[Records from a data source]

....

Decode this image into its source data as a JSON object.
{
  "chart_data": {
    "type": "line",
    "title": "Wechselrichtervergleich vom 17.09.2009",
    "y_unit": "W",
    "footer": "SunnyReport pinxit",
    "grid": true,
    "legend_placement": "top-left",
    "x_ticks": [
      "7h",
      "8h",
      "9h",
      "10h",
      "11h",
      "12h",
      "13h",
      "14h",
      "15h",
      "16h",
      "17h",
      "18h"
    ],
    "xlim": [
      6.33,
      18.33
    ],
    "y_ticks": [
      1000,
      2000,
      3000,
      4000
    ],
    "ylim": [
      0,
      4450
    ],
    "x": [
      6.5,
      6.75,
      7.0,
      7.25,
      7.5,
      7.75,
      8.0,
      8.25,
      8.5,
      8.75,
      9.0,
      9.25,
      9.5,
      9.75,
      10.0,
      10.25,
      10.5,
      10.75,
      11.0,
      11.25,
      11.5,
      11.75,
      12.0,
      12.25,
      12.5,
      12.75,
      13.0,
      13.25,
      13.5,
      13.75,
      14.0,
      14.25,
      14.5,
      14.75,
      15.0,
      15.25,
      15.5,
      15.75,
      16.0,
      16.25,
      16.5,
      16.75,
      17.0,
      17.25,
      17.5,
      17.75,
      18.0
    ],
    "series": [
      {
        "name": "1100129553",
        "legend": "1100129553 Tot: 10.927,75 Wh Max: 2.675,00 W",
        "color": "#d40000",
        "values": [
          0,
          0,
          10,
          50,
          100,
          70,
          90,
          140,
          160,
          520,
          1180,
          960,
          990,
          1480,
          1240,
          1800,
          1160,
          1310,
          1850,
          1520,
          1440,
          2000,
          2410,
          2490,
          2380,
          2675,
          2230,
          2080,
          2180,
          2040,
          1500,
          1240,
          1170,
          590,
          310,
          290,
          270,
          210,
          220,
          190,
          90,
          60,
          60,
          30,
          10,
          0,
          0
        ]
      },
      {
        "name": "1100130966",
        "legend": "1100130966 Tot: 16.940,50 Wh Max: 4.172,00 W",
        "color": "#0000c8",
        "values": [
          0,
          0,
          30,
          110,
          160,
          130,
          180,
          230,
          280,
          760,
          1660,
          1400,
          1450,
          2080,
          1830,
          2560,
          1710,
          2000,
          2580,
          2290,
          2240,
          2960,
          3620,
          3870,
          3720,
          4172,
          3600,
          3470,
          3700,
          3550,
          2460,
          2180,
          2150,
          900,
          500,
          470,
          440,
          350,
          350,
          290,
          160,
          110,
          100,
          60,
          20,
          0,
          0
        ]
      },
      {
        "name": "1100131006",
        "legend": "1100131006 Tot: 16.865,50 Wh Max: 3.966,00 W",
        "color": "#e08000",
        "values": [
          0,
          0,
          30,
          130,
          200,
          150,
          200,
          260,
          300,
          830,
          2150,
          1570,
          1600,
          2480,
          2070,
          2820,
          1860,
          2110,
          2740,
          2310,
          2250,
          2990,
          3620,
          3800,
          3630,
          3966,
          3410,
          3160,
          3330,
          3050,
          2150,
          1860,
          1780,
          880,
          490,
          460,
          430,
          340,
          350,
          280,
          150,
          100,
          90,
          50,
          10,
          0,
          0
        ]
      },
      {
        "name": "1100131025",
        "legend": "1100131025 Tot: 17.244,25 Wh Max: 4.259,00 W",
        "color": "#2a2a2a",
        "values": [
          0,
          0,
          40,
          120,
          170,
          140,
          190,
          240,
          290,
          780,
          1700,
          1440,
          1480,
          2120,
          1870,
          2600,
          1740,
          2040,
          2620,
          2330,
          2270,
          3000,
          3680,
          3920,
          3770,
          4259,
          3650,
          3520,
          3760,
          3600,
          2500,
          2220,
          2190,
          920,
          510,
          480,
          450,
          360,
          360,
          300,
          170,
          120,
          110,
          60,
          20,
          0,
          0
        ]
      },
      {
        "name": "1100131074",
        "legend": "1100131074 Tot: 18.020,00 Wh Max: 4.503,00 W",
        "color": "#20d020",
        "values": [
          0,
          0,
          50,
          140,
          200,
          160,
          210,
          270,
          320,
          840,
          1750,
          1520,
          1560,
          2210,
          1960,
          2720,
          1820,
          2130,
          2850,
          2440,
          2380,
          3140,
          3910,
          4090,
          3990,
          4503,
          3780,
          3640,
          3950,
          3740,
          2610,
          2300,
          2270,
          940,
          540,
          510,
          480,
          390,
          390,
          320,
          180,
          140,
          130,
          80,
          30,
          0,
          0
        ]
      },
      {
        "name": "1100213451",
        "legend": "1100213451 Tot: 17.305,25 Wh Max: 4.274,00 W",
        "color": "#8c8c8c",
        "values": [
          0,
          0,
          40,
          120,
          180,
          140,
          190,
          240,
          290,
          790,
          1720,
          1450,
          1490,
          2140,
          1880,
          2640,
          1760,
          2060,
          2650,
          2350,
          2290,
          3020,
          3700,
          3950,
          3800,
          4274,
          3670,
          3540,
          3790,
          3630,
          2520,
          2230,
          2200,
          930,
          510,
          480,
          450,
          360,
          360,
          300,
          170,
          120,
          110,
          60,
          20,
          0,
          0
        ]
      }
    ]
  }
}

....

Copy every line verbatim.

Decode this image into its source data as a JSON object.
{
  "chart_data": {
    "type": "line",
    "title": "Wechselrichtervergleich vom 17.09.2009",
    "y_unit": "W",
    "footer": "SunnyReport pinxit",
    "grid": true,
    "legend_placement": "top-left",
    "x_ticks": [
      "7h",
      "8h",
      "9h",
      "10h",
      "11h",
      "12h",
      "13h",
      "14h",
      "15h",
      "16h",
      "17h",
      "18h"
    ],
    "xlim": [
      6.33,
      18.33
    ],
    "y_ticks": [
      1000,
      2000,
      3000,
      4000
    ],
    "ylim": [
      0,
      4450
    ],
    "x": [
      6.5,
      6.75,
      7.0,
      7.25,
      7.5,
      7.75,
      8.0,
      8.25,
      8.5,
      8.75,
      9.0,
      9.25,
      9.5,
      9.75,
      10.0,
      10.25,
      10.5,
      10.75,
      11.0,
      11.25,
      11.5,
      11.75,
      12.0,
      12.25,
      12.5,
      12.75,
      13.0,
      13.25,
      13.5,
      13.75,
      14.0,
      14.25,
      14.5,
      14.75,
      15.0,
      15.25,
      15.5,
      15.75,
      16.0,
      16.25,
      16.5,
      16.75,
      17.0,
      17.25,
      17.5,
      17.75,
      18.0
    ],
    "series": [
      {
        "name": "1100129553",
        "legend": "1100129553 Tot: 10.927,75 Wh Max: 2.675,00 W",
        "color": "#d40000",
        "values": [
          0,
          0,
          10,
          50,
          100,
          70,
          90,
          140,
          160,
          520,
          1180,
          960,
          990,
          1480,
          1240,
          1800,
          1160,
          1310,
          1850,
          1520,
          1440,
          2000,
          2410,
          2490,
          2380,
          2675,
          2230,
          2080,
          2180,
          2040,
          1500,
          1240,
          1170,
          590,
          310,
          290,
          270,
          210,
          220,
          190,
          90,
          60,
          60,
          30,
          10,
          0,
          0
        ]
      },
      {
        "name": "1100130966",
        "legend": "1100130966 Tot: 16.940,50 Wh Max: 4.172,00 W",
        "color": "#0000c8",
        "values": [
          0,
          0,
          30,
          110,
          160,
          130,
          180,
          230,
          280,
          760,
          1660,
          1400,
          1450,
          2080,
          1830,
          2560,
          1710,
          2000,
          2580,
          2290,
          2240,
          2960,
          3620,
          3870,
          3720,
          4172,
          3600,
          3470,
          3700,
          3550,
          2460,
          2180,
          2150,
          900,
          500,
          470,
          440,
          350,
          350,
          290,
          160,
          110,
          100,
          60,
          20,
          0,
          0
        ]
      },
      {
        "name": "1100131006",
        "legend": "1100131006 Tot: 16.865,50 Wh Max: 3.966,00 W",
        "color": "#e08000",
        "values": [
          0,
          0,
          30,
          130,
          200,
          150,
          200,
          260,
          300,
          830,
          2150,
          1570,
          1600,
          2480,
          2070,
          2820,
          1860,
          2110,
          2740,
          2310,
          2250,
          2990,
          3620,
          3800,
          3630,
          3966,
          3410,
          3160,
          3330,
          3050,
          2150,
          1860,
          1780,
          880,
          490,
          460,
          430,
          340,
          350,
          280,
          150,
          100,
          90,
          50,
          10,
          0,
          0
        ]
      },
      {
        "name": "1100131025",
        "legend": "1100131025 Tot: 17.244,25 Wh Max: 4.259,00 W",
        "color": "#2a2a2a",
        "values": [
          0,
          0,
          40,
          120,
          170,
          140,
          190,
          240,
          290,
          780,
          1700,
          1440,
          1480,
          2120,
          1870,
          2600,
          1740,
          2040,
          2620,
          2330,
          2270,
          3000,
          3680,
          3920,
          3770,
          4259,
          3650,
          3520,
          3760,
          3600,
          2500,
          2220,
          2190,
          920,
          510,
          480,
          450,
          360,
          360,
          300,
          170,
          120,
          110,
          60,
          20,
          0,
          0
        ]
      },
      {
        "name": "1100131074",
        "legend": "1100131074 Tot: 18.020,00 Wh Max: 4.503,00 W",
        "color": "#20d020",
        "values": [
          0,
          0,
          50,
          140,
          200,
          160,
          210,
          270,
          320,
          840,
          1750,
          1520,
          1560,
          2210,
          1960,
          2720,
          1820,
          2130,
          2850,
          2440,
          2380,
          3140,
          3910,
          4090,
          3990,
          4503,
          3780,
          3640,
          3950,
          3740,
          2610,
          2300,
          2270,
          940,
          540,
          510,
          480,
          390,
          390,
          320,
          180,
          140,
          130,
          80,
          30,
          0,
          0
        ]
      },
      {
        "name": "1100213451",
        "legend": "1100213451 Tot: 17.305,25 Wh Max: 4.274,00 W",
        "color": "#8c8c8c",
        "values": [
          0,
          0,
          40,
          120,
          180,
          140,
          190,
          240,
          290,
          790,
          1720,
          1450,
          1490,
          2140,
          1880,
          2640,
          1760,
          2060,
          2650,
          2350,
          2290,
          3020,
          3700,
          3950,
          3800,
          4274,
          3670,
          3540,
          3790,
          3630,
          2520,
          2230,
          2200,
          930,
          510,
          480,
          450,
          360,
          360,
          300,
          170,
          120,
          110,
          60,
          20,
          0,
          0
        ]
      }
    ]
  }
}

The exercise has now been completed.